* Task instructions *
State how many lines of the records contain the string "далее", and give no other information.
=-=-=-=-=
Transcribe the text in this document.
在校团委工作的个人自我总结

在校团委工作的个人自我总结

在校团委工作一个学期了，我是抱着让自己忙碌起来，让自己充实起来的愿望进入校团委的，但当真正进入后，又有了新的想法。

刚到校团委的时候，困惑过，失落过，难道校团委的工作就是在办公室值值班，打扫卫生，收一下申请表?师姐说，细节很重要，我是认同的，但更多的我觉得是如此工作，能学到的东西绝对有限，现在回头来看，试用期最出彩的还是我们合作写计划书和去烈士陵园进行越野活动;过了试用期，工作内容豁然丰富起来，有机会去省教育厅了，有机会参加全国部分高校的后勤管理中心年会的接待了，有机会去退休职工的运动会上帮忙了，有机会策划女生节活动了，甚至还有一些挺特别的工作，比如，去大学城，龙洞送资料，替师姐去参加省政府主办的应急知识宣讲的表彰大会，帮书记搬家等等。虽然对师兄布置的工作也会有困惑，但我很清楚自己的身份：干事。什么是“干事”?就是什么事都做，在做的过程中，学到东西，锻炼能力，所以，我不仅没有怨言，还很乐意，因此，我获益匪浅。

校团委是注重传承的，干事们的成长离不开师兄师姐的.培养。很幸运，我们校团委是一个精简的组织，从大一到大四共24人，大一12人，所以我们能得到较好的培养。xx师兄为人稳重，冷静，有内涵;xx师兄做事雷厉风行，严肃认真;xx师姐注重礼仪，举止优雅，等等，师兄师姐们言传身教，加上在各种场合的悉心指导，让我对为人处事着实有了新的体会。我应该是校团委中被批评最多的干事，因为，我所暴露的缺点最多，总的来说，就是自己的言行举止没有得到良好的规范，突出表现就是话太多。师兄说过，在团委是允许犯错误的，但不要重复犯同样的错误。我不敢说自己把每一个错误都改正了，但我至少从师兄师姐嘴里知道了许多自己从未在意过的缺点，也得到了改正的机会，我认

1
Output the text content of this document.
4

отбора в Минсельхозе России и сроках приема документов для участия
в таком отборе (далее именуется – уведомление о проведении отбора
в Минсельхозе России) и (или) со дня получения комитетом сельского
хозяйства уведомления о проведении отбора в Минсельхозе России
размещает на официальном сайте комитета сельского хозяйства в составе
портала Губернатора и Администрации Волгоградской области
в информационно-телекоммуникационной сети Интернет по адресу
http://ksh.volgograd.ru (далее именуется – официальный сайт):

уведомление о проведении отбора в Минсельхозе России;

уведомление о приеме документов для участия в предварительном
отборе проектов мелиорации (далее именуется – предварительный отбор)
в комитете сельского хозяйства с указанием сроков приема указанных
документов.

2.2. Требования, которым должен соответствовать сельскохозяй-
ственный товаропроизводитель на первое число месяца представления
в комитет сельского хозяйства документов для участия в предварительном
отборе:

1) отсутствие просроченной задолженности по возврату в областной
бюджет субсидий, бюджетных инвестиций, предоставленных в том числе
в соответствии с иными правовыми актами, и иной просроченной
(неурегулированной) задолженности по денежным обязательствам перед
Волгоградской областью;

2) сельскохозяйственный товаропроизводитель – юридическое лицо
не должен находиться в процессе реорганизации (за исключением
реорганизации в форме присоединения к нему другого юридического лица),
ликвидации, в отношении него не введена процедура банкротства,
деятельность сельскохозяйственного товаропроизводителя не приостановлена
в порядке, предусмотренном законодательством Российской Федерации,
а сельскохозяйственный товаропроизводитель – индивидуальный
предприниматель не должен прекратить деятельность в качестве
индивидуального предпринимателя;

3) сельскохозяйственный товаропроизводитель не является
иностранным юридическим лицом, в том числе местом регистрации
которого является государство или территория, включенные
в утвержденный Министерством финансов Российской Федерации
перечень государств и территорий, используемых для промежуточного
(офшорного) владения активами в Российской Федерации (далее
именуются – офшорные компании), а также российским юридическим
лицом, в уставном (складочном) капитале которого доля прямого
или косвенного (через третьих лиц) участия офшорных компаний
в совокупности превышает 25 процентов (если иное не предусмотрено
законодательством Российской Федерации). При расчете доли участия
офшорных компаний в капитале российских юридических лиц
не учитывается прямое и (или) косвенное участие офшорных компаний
=-=-=-=-=
* The solution *
4